Work instructions => Copy each line of the material below that includes the string "CONTROLPR".

Source material =>
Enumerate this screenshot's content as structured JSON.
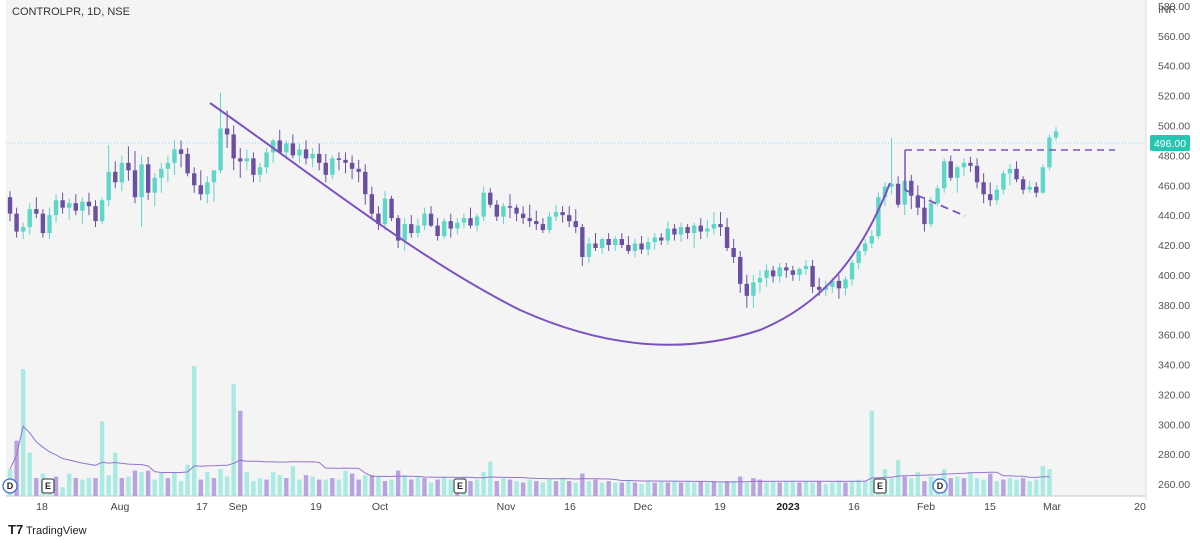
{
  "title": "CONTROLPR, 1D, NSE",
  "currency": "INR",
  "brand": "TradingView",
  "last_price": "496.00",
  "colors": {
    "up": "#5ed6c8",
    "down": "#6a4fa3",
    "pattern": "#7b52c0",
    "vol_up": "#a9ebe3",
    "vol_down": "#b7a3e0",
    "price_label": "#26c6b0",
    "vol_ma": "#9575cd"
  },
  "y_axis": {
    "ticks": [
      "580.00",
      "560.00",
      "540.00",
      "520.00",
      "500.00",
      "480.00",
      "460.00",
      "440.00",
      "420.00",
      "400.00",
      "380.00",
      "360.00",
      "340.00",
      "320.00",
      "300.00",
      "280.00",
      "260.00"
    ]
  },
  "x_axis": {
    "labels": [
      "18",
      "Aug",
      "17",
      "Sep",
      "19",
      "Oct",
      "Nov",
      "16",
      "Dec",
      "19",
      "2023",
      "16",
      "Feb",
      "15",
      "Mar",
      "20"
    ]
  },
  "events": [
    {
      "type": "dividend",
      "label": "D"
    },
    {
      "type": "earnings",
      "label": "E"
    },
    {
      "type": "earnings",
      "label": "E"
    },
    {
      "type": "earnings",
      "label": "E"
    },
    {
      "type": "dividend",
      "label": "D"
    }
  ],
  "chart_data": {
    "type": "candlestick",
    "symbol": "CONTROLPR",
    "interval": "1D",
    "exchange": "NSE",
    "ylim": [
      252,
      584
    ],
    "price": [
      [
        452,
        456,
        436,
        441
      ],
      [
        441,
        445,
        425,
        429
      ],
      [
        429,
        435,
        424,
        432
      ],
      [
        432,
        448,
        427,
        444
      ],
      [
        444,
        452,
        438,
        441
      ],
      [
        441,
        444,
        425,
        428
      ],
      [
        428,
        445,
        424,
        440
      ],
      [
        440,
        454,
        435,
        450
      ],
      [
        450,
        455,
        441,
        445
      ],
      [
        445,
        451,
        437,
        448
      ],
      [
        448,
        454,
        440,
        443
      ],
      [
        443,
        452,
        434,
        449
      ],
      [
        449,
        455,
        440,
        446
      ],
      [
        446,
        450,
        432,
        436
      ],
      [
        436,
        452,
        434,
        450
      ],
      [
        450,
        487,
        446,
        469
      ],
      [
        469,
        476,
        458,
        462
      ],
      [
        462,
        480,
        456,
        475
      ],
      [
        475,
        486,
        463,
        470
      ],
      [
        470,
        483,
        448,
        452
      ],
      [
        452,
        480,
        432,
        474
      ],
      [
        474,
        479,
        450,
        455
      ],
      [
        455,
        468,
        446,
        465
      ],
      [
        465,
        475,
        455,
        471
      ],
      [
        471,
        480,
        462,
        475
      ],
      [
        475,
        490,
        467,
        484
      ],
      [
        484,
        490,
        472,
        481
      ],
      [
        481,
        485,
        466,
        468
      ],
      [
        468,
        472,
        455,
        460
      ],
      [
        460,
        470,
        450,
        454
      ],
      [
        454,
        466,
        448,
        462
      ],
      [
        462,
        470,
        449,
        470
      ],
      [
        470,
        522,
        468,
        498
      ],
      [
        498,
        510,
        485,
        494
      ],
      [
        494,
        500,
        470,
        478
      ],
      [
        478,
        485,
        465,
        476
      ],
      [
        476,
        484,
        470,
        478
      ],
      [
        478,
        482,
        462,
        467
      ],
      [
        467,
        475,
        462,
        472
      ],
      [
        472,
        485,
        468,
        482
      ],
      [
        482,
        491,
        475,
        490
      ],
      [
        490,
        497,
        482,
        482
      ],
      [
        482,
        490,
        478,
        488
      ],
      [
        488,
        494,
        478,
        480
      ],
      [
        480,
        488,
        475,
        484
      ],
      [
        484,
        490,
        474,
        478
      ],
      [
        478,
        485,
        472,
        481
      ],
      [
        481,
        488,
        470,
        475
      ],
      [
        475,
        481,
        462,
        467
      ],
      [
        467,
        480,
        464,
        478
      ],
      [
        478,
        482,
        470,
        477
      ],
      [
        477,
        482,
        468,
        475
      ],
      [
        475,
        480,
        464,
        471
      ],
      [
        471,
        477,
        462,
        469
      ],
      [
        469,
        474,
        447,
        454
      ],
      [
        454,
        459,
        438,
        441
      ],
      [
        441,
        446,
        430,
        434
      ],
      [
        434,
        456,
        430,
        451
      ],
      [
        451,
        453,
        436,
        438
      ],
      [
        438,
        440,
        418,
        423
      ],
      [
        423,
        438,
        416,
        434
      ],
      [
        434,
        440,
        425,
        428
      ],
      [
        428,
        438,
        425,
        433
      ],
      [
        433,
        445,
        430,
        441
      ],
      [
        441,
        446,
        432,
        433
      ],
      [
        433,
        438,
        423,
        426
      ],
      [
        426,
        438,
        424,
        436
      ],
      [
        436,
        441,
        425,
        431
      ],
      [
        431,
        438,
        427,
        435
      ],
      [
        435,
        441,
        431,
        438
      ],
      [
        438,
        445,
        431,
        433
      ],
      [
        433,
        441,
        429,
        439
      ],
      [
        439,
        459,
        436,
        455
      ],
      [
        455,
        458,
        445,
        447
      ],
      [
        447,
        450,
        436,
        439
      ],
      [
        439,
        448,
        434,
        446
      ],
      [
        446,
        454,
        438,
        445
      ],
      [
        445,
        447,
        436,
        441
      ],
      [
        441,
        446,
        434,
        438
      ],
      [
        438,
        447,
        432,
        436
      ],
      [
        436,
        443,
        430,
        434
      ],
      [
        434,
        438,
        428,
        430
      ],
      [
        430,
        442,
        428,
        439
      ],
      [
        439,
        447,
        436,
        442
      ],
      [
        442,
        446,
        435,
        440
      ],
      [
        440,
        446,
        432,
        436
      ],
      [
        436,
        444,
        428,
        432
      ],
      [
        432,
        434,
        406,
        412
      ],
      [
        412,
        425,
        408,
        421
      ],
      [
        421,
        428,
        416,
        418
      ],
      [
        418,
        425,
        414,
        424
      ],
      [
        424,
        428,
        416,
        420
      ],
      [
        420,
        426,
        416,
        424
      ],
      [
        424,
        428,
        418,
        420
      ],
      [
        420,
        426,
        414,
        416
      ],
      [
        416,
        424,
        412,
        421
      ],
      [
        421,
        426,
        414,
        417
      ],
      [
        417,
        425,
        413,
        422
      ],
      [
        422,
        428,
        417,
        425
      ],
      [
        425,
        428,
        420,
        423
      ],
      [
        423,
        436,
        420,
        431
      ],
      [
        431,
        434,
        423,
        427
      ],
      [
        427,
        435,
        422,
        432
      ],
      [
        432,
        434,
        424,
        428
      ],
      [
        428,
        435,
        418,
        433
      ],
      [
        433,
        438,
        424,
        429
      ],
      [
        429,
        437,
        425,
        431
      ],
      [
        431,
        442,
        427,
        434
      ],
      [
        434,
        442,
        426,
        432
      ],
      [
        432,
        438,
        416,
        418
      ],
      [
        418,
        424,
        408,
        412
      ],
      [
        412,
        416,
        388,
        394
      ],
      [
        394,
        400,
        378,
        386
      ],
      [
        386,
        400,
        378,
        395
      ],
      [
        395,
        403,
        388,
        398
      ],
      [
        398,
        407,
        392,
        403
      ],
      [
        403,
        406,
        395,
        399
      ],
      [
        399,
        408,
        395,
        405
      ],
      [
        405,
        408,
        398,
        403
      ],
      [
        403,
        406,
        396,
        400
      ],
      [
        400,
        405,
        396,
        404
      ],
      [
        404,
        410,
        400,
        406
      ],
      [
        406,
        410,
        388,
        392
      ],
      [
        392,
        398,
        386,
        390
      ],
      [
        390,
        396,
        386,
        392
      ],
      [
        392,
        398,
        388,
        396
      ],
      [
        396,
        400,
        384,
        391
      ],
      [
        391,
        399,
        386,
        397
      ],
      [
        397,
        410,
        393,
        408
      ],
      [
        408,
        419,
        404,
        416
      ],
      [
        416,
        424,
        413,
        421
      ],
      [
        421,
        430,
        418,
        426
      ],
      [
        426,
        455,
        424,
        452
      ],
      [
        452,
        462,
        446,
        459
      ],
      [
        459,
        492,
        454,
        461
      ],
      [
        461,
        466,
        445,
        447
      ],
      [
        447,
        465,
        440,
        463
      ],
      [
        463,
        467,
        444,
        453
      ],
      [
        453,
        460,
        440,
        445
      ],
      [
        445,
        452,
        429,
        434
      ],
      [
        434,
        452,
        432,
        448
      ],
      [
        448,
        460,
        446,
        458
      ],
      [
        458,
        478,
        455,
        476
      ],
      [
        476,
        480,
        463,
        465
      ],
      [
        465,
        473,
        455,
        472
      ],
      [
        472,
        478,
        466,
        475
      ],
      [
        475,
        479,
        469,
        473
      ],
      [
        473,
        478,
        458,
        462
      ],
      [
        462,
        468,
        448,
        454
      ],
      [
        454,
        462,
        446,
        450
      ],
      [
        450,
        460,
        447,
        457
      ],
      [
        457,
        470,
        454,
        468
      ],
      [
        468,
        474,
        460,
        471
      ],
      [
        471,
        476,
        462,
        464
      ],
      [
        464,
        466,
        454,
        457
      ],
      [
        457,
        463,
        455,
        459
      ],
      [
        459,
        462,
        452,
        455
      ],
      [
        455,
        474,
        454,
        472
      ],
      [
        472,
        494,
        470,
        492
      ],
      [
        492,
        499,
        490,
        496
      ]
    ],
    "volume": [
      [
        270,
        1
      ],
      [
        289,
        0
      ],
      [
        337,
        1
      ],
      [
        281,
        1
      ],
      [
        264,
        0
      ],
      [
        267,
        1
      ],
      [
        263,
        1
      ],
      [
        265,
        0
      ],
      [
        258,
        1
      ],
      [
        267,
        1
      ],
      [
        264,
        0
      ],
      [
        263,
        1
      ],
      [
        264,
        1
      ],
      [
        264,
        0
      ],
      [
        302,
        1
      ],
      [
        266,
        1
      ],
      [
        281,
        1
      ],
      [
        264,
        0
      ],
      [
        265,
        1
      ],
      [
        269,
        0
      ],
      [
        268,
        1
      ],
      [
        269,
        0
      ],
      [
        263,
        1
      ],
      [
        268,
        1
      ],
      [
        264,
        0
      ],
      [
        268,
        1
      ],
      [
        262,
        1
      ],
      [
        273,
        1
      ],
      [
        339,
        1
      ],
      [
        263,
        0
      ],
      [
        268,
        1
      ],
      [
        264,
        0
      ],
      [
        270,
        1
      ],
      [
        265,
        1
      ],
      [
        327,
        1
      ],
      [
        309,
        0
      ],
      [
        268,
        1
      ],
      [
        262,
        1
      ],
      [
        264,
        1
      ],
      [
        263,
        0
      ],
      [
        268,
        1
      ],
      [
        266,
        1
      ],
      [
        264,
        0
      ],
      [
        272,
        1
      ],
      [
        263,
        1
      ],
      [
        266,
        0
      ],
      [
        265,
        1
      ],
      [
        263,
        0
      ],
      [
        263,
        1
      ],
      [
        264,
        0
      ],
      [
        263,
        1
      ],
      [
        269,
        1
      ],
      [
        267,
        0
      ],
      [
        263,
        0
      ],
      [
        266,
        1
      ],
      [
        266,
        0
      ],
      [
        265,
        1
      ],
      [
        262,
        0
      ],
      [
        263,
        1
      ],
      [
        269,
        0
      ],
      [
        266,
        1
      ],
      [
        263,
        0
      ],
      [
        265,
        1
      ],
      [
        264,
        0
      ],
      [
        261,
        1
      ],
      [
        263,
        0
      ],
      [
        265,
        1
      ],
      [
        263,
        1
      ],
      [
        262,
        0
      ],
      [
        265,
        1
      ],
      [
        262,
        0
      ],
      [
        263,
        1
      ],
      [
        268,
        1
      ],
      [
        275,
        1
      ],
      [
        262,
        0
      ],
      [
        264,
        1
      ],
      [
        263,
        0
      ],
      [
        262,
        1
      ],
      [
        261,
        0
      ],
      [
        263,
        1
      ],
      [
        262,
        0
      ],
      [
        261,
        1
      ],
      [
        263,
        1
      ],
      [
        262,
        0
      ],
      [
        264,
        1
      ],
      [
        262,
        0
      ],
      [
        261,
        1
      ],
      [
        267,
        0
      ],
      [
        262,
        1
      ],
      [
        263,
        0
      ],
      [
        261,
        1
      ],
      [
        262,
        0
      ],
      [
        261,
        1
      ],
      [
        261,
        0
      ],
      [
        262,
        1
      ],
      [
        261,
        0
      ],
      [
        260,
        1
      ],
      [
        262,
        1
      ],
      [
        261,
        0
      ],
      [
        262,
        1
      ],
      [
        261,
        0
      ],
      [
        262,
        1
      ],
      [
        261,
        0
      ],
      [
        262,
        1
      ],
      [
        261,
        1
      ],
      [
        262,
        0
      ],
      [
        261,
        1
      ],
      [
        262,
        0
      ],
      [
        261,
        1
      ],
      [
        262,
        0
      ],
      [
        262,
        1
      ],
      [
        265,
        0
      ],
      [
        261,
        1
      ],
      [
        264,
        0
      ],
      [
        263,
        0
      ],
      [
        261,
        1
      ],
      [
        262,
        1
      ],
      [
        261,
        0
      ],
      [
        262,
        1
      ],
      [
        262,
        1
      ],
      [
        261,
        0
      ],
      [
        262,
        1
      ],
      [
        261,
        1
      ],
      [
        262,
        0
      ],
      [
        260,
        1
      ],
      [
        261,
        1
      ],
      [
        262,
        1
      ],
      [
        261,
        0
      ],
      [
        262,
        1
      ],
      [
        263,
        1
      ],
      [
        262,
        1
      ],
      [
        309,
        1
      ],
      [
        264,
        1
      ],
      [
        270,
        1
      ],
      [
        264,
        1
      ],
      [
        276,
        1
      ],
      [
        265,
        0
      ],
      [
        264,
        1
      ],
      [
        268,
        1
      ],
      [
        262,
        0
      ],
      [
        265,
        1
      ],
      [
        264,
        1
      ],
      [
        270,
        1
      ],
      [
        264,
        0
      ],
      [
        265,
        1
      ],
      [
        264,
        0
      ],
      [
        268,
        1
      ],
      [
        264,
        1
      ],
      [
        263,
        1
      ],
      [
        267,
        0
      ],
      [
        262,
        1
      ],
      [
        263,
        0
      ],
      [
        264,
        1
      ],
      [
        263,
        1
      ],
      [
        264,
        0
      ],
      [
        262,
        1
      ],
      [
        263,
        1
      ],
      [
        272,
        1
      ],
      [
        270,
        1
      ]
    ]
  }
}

Response to the task =>
  "title": "CONTROLPR, 1D, NSE",
    "symbol": "CONTROLPR",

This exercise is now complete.